- [Goal]:
Give the number of lines that hold the string "Amanhã". Nothing else is needed.

Data excerpts
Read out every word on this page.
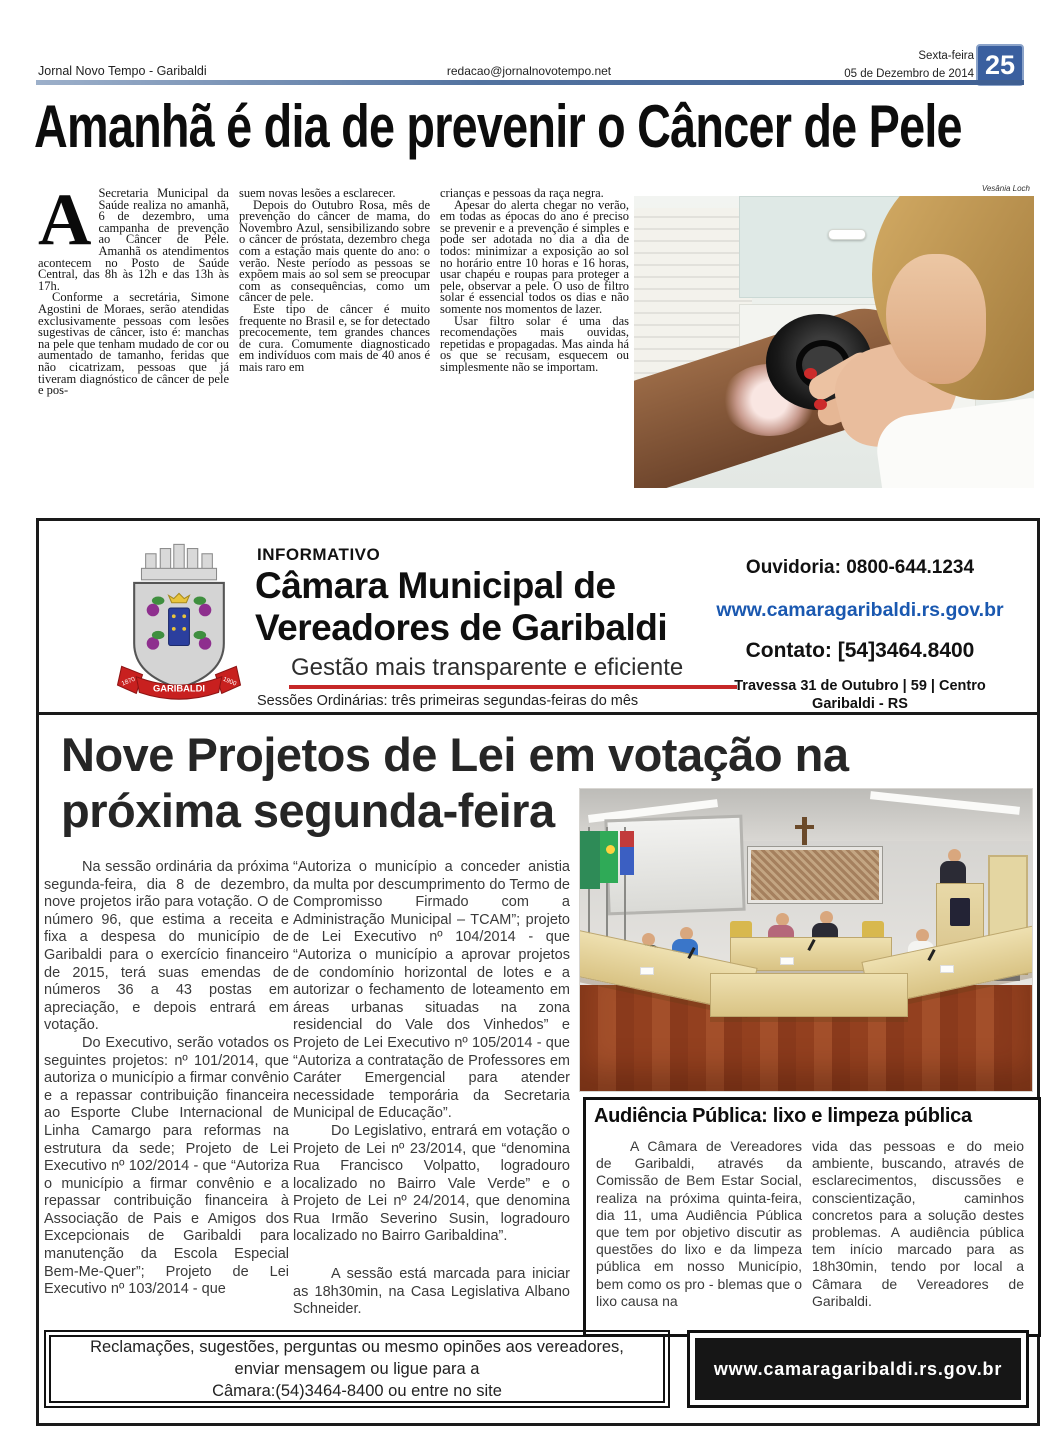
Jornal Novo Tempo - Garibaldi	redacao@jornalnovotempo.net
Sexta-feira
05 de Dezembro de 2014 25
Amanhã é dia de prevenir o Câncer de Pele
Vesânia Loch

A Secretaria Municipal da Saúde realiza no amanhã, 6 de dezembro, uma campanha de prevenção ao Câncer de Pele. Amanhã os atendimentos acontecem no Posto de Saúde Central, das 8h às 12h e das 13h às 17h.

Conforme a secretária, Simone Agostini de Moraes, serão atendidas exclusivamente pessoas com lesões sugestivas de câncer, isto é: manchas na pele que tenham mudado de cor ou aumentado de tamanho, feridas que não cicatrizam, pessoas que já tiveram diagnóstico de câncer de pele e pos-

suem novas lesões a esclarecer.

Depois do Outubro Rosa, mês de prevenção do câncer de mama, do Novembro Azul, sensibilizando sobre o câncer de próstata, dezembro chega com a estação mais quente do ano: o verão. Neste período as pessoas se expõem mais ao sol sem se preocupar com as consequências, como um câncer de pele.

Este tipo de câncer é muito frequente no Brasil e, se for detectado precocemente, tem grandes chances de cura. Comumente diagnosticado em indivíduos com mais de 40 anos é mais raro em

crianças e pessoas da raça negra.

Apesar do alerta chegar no verão, em todas as épocas do ano é preciso se prevenir e a prevenção é simples e pode ser adotada no dia a dia de todos: minimizar a exposição ao sol no horário entre 10 horas e 16 horas, usar chapéu e roupas para proteger a pele, observar a pele. O uso de filtro solar é essencial todos os dias e não somente nos momentos de lazer.

Usar filtro solar é uma das recomendações mais ouvidas, repetidas e propagadas. Mas ainda há os que se recusam, esquecem ou simplesmente não se importam.

GARIBALDI
1870	1900
INFORMATIVO
Câmara Municipal de
Vereadores de Garibaldi
Gestão mais transparente e eficiente
Sessões Ordinárias: três primeiras segundas-feiras do mês
Ouvidoria: 0800-644.1234
www.camaragaribaldi.rs.gov.br
Contato: [54]3464.8400
Travessa 31 de Outubro | 59 | Centro
Garibaldi - RS
Nove Projetos de Lei em votação na próxima segunda-feira

Na sessão ordinária da próxima segunda-feira, dia 8 de dezembro, nove projetos irão para votação. O de número 96, que estima a receita e fixa a despesa do município de Garibaldi para o exercício financeiro de 2015, terá suas emendas de números 36 a 43 postas em apreciação, e depois entrará em votação.

Do Executivo, serão votados os seguintes projetos: nº 101/2014, que autoriza o município a firmar convênio e a repassar contribuição financeira ao Esporte Clube Internacional de Linha Camargo para reformas na estrutura da sede; Projeto de Lei Executivo nº 102/2014 - que “Autoriza o município a firmar convênio e a repassar contribuição financeira à Associação de Pais e Amigos dos Excepcionais de Garibaldi para manutenção da Escola Especial Bem-Me-Quer”; Projeto de Lei Executivo nº 103/2014 - que

“Autoriza o município a conceder anistia da multa por descumprimento do Termo de Compromisso Firmado com a Administração Municipal – TCAM”; projeto de Lei Executivo nº 104/2014 - que “Autoriza o município a aprovar projetos de condomínio horizontal de lotes e a autorizar o fechamento de loteamento em áreas urbanas situadas na zona residencial do Vale dos Vinhedos” e Projeto de Lei Executivo nº 105/2014 - que “Autoriza a contratação de Professores em Caráter Emergencial para atender necessidade temporária da Secretaria Municipal de Educação”.

Do Legislativo, entrará em votação o Projeto de Lei nº 23/2014, que “denomina Rua Francisco Volpatto, logradouro localizado no Bairro Vale Verde” e o Projeto de Lei nº 24/2014, que denomina Rua Irmão Severino Susin, logradouro localizado no Bairro Garibaldina”.

A sessão está marcada para iniciar as 18h30min, na Casa Legislativa Albano Schneider.

Audiência Pública: lixo e limpeza pública

A Câmara de Vereadores de Garibaldi, através da Comissão de Bem Estar Social, realiza na próxima quinta-feira, dia 11, uma Audiência Pública que tem por objetivo discutir as questões do lixo e da limpeza pública em nosso Município, bem como os pro - blemas que o lixo causa na

vida das pessoas e do meio ambiente, buscando, através de esclarecimentos, discussões e conscientização, caminhos concretos para a solução destes problemas. A audiência pública tem início marcado para as 18h30min, tendo por local a Câmara de Vereadores de Garibaldi.

Reclamações, sugestões, perguntas ou mesmo opinões aos vereadores,
enviar mensagem ou ligue para a
Câmara:(54)3464-8400 ou entre no site
www.camaragaribaldi.rs.gov.br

- [Finished task]:
2